#### Available data
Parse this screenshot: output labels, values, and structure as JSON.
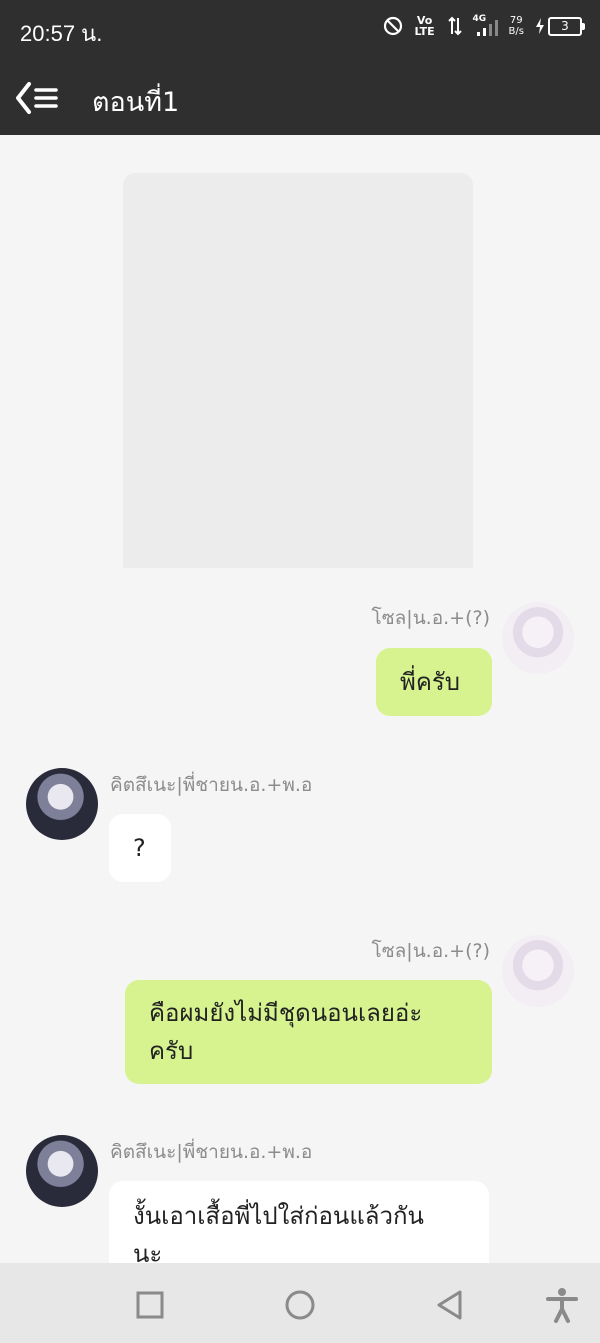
{
  "status_bar": {
    "time": "20:57 น.",
    "volte": "Vo LTE",
    "net_type": "4G",
    "speed_value": "79",
    "speed_unit": "B/s",
    "battery": "3"
  },
  "header": {
    "title": "ตอนที่1",
    "back_icon": "back-list-icon"
  },
  "messages": [
    {
      "side": "right",
      "sender": "โซล|น.อ.+(?)",
      "lines": [
        "พี่ครับ"
      ]
    },
    {
      "side": "left",
      "sender": "คิตสึเนะ|พี่ชายน.อ.+พ.อ",
      "lines": [
        "?"
      ]
    },
    {
      "side": "right",
      "sender": "โซล|น.อ.+(?)",
      "lines": [
        "คือผมยังไม่มีชุดนอนเลยอ่ะ",
        "ครับ"
      ]
    },
    {
      "side": "left",
      "sender": "คิตสึเนะ|พี่ชายน.อ.+พ.อ",
      "lines": [
        "งั้นเอาเสื้อพี่ไปใส่ก่อนแล้วกัน",
        "นะ"
      ]
    }
  ],
  "colors": {
    "header_bg": "#2f2f2f",
    "chat_bg": "#f5f5f5",
    "bubble_self": "#d6f38f",
    "bubble_other": "#ffffff",
    "navbar_bg": "#e7e7e7"
  },
  "navbar": {
    "icons": [
      "recent-apps-icon",
      "home-icon",
      "back-icon",
      "accessibility-icon"
    ]
  }
}
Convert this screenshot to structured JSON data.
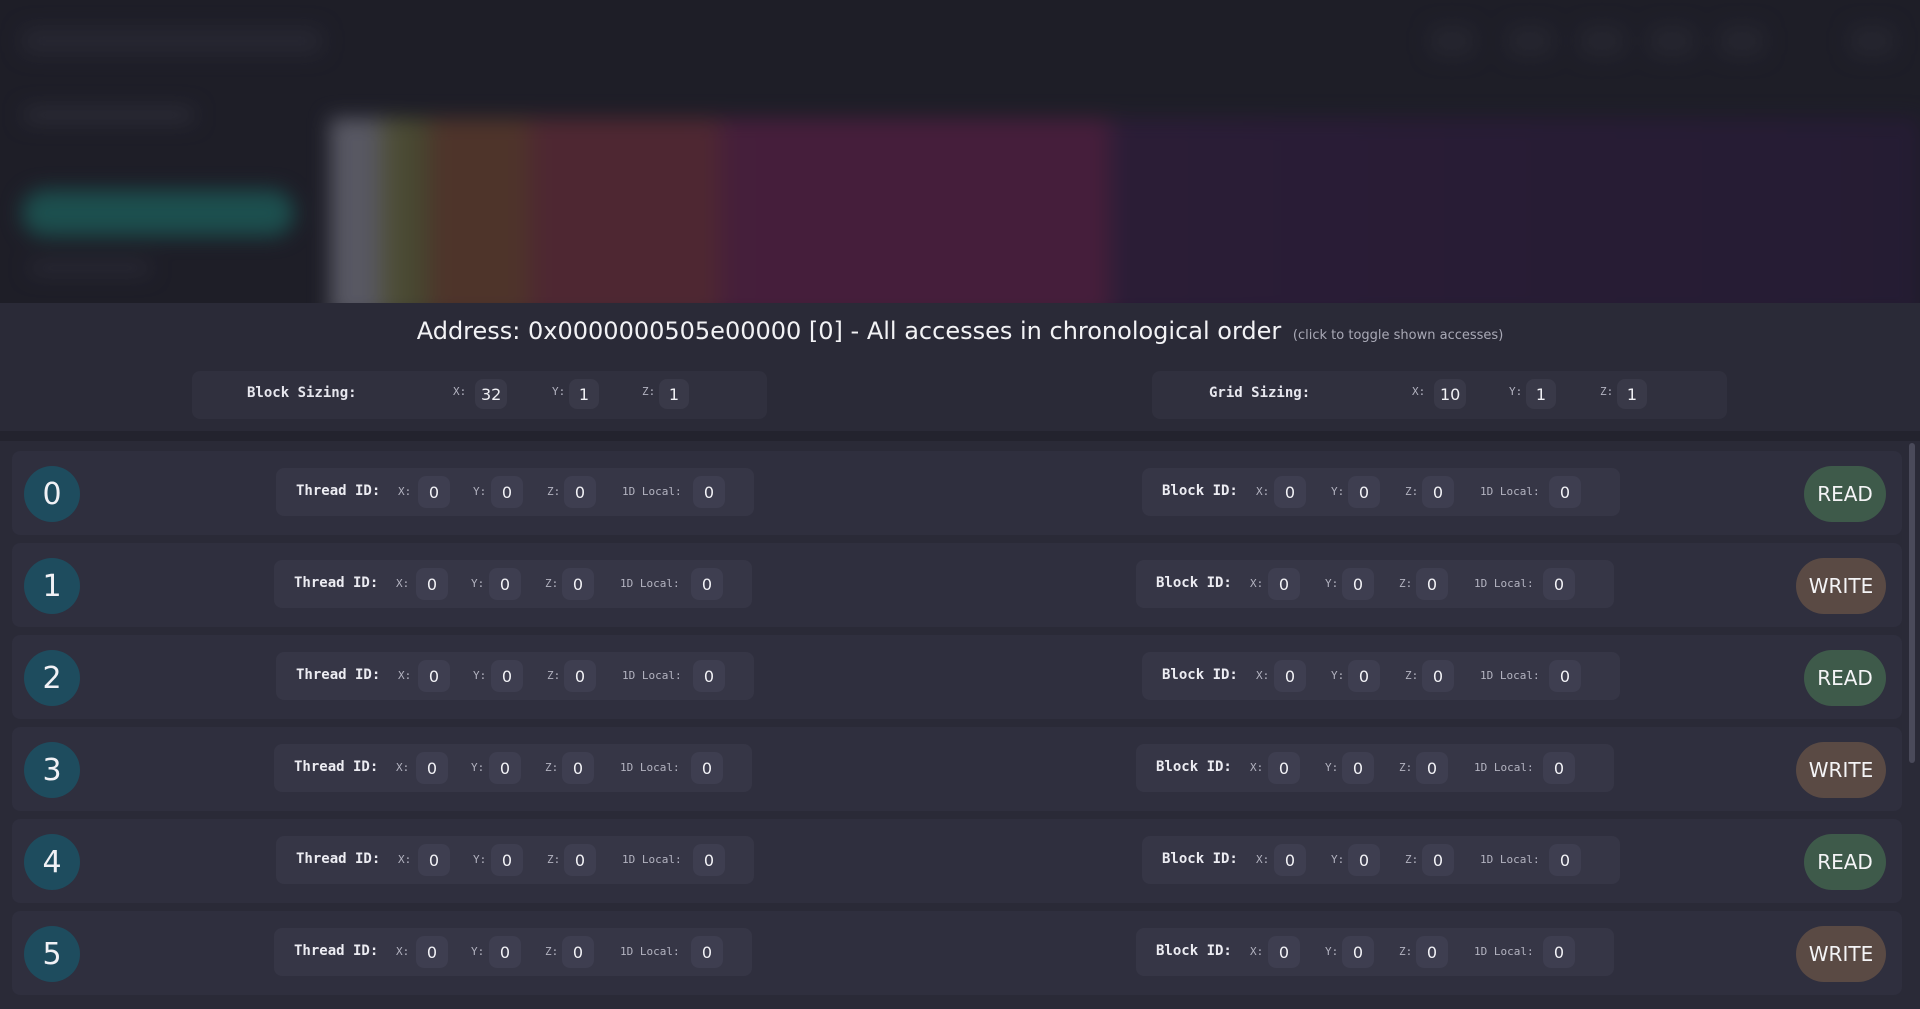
{
  "title": {
    "main": "Address: 0x0000000505e00000 [0] - All accesses in chronological order",
    "hint": "(click to toggle shown accesses)"
  },
  "block_sizing": {
    "label": "Block Sizing:",
    "x_label": "X:",
    "y_label": "Y:",
    "z_label": "Z:",
    "x": "32",
    "y": "1",
    "z": "1"
  },
  "grid_sizing": {
    "label": "Grid Sizing:",
    "x_label": "X:",
    "y_label": "Y:",
    "z_label": "Z:",
    "x": "10",
    "y": "1",
    "z": "1"
  },
  "labels": {
    "thread": "Thread ID:",
    "block": "Block ID:",
    "x": "X:",
    "y": "Y:",
    "z": "Z:",
    "local": "1D Local:"
  },
  "colors": {
    "read": "#3e5a4a",
    "write": "#5a4a44",
    "index_circle": "#1e4c5e"
  },
  "accesses": [
    {
      "index": "0",
      "thread": {
        "x": "0",
        "y": "0",
        "z": "0",
        "local": "0"
      },
      "block": {
        "x": "0",
        "y": "0",
        "z": "0",
        "local": "0"
      },
      "op": "READ"
    },
    {
      "index": "1",
      "thread": {
        "x": "0",
        "y": "0",
        "z": "0",
        "local": "0"
      },
      "block": {
        "x": "0",
        "y": "0",
        "z": "0",
        "local": "0"
      },
      "op": "WRITE"
    },
    {
      "index": "2",
      "thread": {
        "x": "0",
        "y": "0",
        "z": "0",
        "local": "0"
      },
      "block": {
        "x": "0",
        "y": "0",
        "z": "0",
        "local": "0"
      },
      "op": "READ"
    },
    {
      "index": "3",
      "thread": {
        "x": "0",
        "y": "0",
        "z": "0",
        "local": "0"
      },
      "block": {
        "x": "0",
        "y": "0",
        "z": "0",
        "local": "0"
      },
      "op": "WRITE"
    },
    {
      "index": "4",
      "thread": {
        "x": "0",
        "y": "0",
        "z": "0",
        "local": "0"
      },
      "block": {
        "x": "0",
        "y": "0",
        "z": "0",
        "local": "0"
      },
      "op": "READ"
    },
    {
      "index": "5",
      "thread": {
        "x": "0",
        "y": "0",
        "z": "0",
        "local": "0"
      },
      "block": {
        "x": "0",
        "y": "0",
        "z": "0",
        "local": "0"
      },
      "op": "WRITE"
    }
  ]
}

#### The exercise
List each line of the records that holds the string "this".

#### Reply to the task
Parse this screenshot: output labels, values, and structure as JSON.
Convert this screenshot to structured JSON data.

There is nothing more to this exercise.